##### RECORDED INFORMATION #####

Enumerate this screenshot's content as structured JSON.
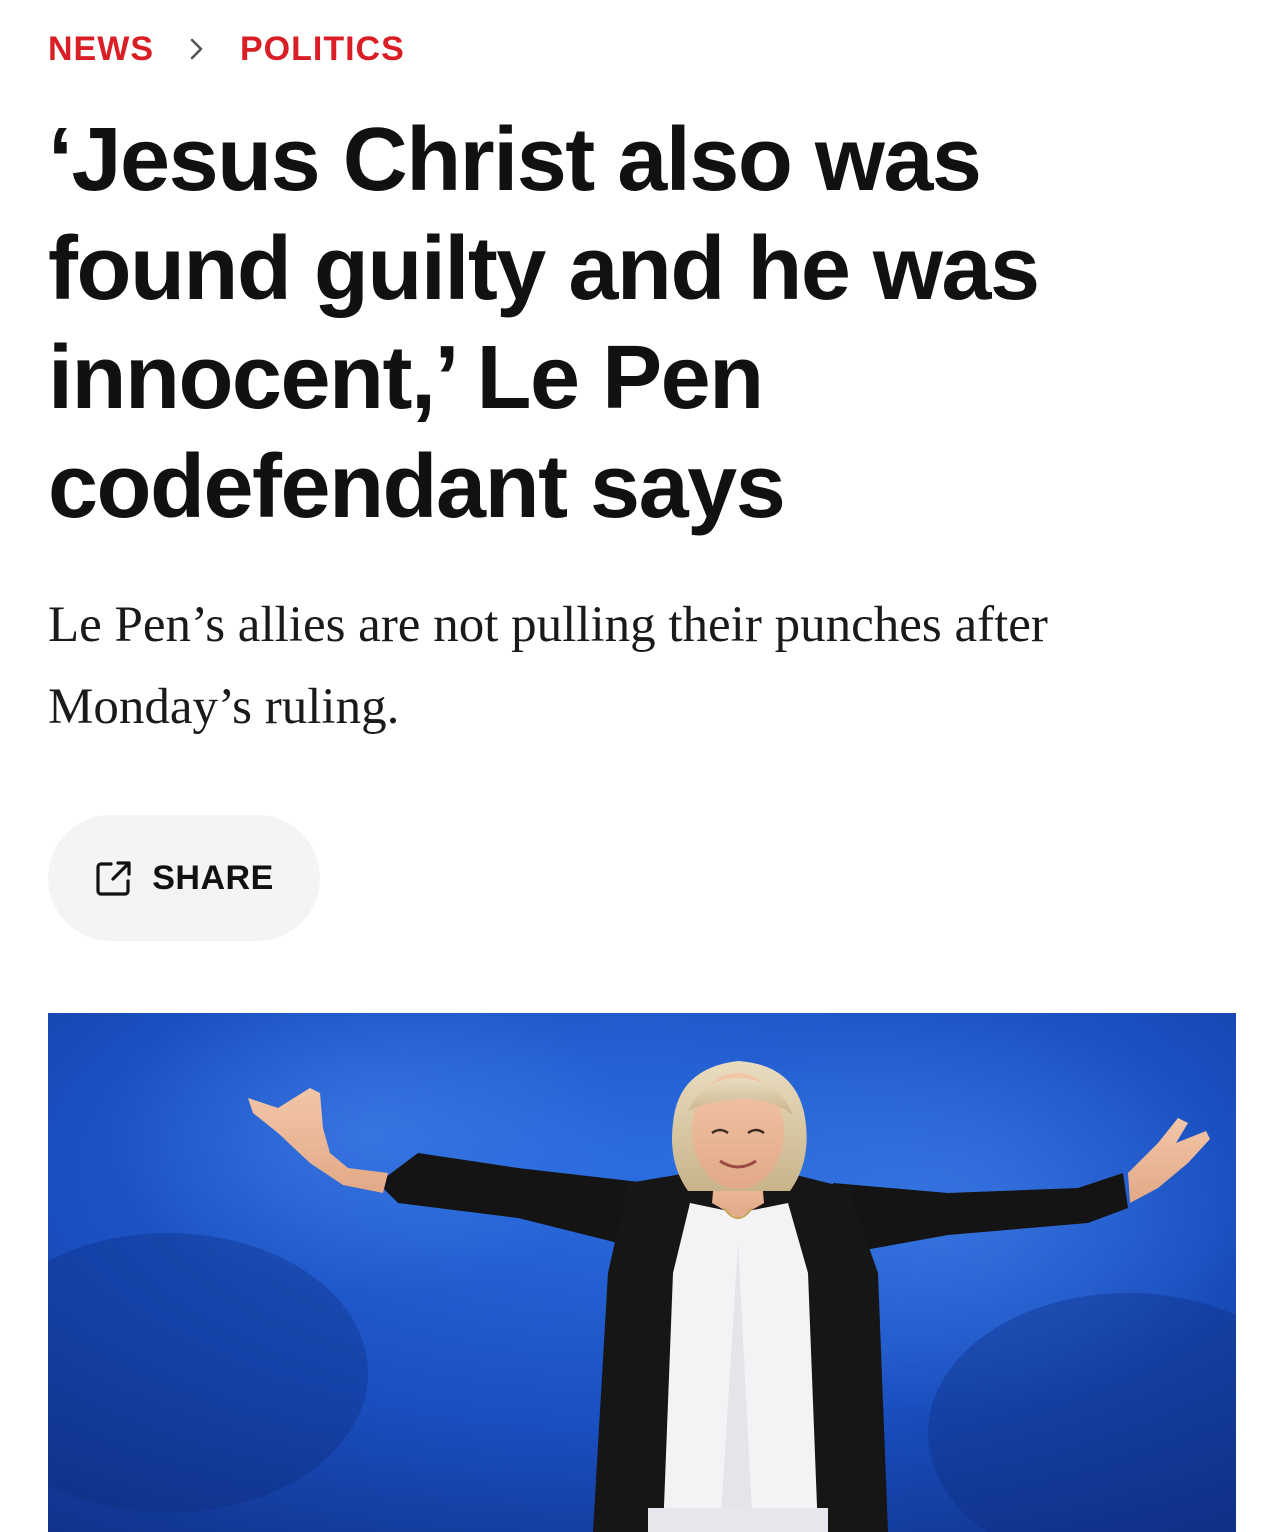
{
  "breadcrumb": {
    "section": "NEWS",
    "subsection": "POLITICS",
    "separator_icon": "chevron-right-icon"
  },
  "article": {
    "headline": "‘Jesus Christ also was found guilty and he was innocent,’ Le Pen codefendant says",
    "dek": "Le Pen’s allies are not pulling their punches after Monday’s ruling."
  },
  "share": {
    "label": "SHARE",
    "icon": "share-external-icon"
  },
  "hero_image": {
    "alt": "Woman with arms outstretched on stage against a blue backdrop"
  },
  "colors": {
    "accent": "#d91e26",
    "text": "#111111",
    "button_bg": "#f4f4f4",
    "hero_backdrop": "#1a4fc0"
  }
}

#####
##### RECORDED INFORMATION #####

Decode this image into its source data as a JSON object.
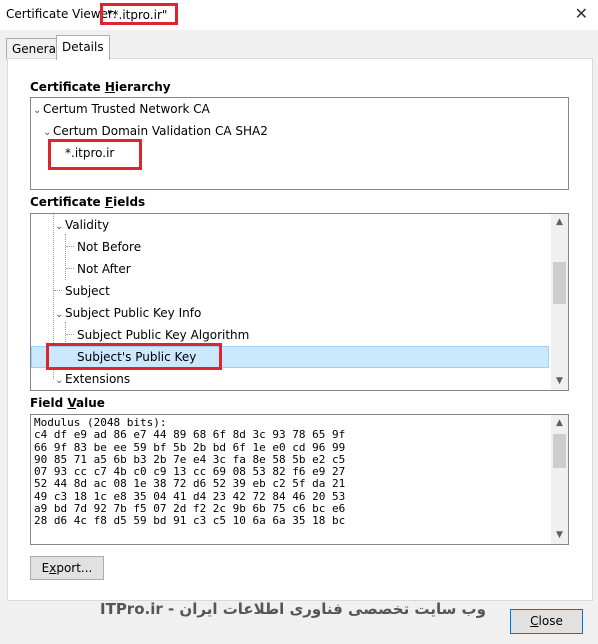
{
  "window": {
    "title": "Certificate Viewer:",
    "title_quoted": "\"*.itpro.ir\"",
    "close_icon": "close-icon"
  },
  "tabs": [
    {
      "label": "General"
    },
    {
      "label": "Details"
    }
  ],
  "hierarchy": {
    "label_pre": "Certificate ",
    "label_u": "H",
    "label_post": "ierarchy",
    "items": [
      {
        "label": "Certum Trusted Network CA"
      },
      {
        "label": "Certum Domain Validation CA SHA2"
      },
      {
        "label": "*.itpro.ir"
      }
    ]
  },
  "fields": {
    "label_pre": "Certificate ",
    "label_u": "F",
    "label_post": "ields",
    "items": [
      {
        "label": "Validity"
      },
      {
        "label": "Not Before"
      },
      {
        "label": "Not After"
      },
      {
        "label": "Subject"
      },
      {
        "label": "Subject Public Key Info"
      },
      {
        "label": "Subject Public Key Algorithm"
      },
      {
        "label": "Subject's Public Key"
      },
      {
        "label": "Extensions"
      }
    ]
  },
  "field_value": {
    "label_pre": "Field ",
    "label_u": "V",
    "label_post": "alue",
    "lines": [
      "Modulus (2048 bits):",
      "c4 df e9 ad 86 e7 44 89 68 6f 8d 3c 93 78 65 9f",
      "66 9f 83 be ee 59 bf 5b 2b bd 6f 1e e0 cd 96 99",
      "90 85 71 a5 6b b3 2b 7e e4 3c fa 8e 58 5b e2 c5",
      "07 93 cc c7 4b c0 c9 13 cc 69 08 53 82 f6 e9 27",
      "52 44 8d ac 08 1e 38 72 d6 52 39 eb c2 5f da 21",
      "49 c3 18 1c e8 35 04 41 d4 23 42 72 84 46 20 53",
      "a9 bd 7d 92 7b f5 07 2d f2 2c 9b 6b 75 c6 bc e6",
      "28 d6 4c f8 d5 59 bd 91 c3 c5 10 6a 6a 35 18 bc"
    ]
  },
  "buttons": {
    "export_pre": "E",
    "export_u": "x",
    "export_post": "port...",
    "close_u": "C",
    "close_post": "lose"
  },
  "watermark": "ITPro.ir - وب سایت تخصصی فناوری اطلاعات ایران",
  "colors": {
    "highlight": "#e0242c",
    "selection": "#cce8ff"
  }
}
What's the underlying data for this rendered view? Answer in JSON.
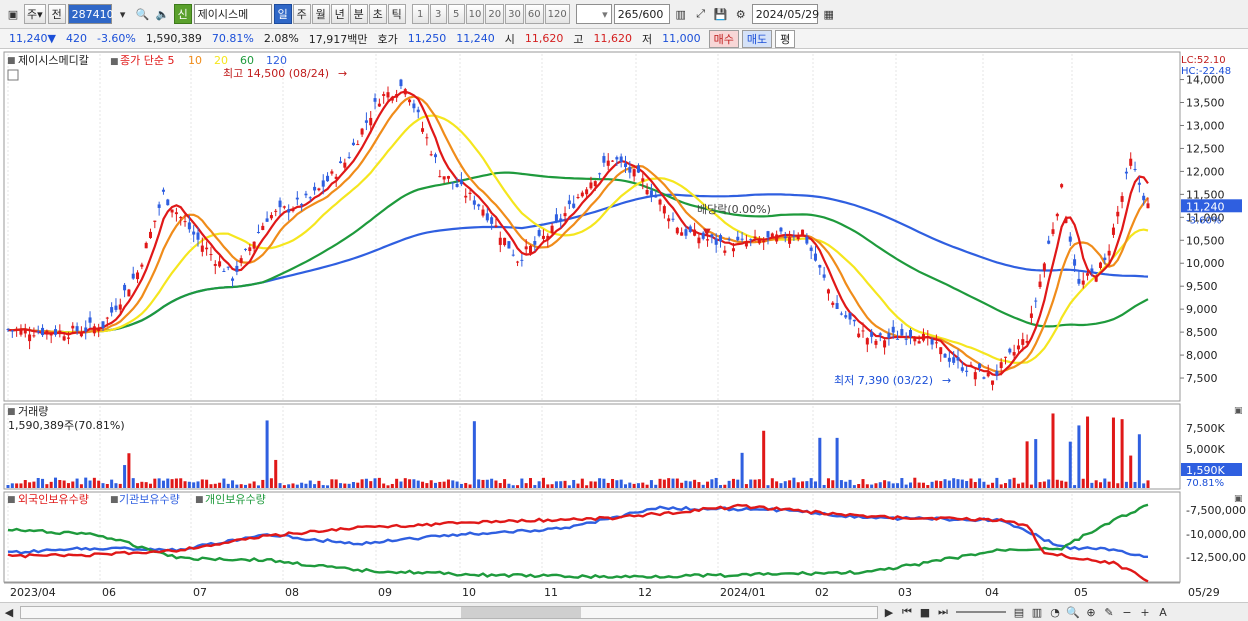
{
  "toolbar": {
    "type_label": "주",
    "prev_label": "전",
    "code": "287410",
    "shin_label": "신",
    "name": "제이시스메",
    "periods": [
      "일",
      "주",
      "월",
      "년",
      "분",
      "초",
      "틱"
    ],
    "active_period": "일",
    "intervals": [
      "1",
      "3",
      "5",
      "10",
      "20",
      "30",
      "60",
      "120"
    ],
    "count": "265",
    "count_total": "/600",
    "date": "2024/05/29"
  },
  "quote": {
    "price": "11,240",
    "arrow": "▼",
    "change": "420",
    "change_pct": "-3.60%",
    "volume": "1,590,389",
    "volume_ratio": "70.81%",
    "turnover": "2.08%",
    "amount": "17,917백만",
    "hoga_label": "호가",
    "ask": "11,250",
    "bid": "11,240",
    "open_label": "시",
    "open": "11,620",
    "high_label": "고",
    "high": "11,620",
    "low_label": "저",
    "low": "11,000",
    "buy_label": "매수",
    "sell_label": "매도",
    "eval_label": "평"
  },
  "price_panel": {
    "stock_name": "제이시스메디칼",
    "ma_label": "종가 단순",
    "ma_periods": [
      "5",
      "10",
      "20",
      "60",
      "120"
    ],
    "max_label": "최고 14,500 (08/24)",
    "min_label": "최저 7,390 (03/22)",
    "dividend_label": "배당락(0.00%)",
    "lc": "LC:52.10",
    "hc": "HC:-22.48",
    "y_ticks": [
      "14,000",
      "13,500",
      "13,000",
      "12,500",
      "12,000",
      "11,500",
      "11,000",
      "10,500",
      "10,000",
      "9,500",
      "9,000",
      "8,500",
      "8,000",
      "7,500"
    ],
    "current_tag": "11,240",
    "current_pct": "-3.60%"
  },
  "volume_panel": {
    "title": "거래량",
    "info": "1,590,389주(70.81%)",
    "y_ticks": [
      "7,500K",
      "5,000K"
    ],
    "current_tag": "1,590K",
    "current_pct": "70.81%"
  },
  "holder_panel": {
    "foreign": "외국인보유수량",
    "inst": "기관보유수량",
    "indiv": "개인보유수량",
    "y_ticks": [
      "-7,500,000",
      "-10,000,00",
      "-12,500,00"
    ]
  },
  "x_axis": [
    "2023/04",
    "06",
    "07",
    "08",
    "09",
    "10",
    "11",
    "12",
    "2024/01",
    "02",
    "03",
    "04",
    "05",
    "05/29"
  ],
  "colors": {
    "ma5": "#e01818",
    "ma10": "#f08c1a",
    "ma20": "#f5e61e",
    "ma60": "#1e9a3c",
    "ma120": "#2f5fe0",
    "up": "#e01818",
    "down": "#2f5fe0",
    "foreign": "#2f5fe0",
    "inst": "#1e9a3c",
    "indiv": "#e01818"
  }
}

#####
##### RECORDED INFORMATION #####

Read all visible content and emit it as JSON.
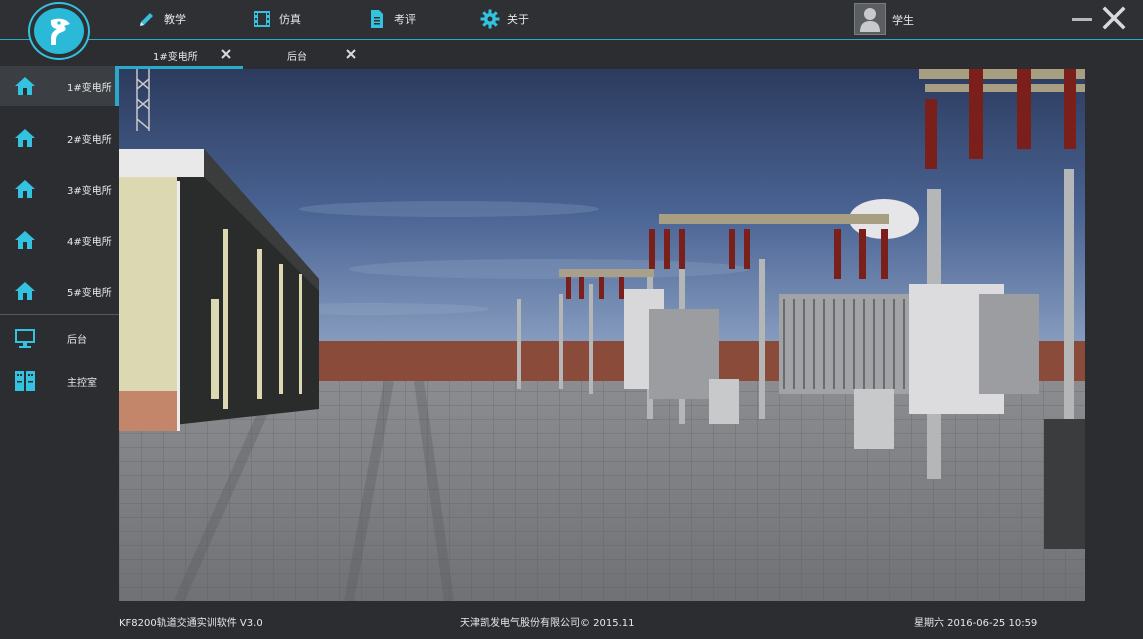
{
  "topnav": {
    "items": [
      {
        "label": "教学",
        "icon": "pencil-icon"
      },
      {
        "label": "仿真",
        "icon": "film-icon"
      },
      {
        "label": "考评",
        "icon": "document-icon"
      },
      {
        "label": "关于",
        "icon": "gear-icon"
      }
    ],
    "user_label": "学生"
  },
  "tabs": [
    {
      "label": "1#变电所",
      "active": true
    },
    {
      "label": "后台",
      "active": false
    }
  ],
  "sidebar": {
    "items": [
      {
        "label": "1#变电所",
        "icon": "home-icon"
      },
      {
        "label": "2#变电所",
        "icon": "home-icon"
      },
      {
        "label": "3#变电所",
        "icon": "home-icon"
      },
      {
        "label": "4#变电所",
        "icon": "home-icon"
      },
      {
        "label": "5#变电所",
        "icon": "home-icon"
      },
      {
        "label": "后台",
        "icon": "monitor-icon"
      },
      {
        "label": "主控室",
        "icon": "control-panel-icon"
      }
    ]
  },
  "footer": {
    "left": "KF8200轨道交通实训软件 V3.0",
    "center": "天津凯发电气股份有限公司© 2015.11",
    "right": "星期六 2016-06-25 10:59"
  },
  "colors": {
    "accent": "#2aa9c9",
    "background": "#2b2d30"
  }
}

#####

EXERCISE BRIEF:
From the records above, report the count of lines containing "Public" and nothing more.

EXERCISE ANSWER:
3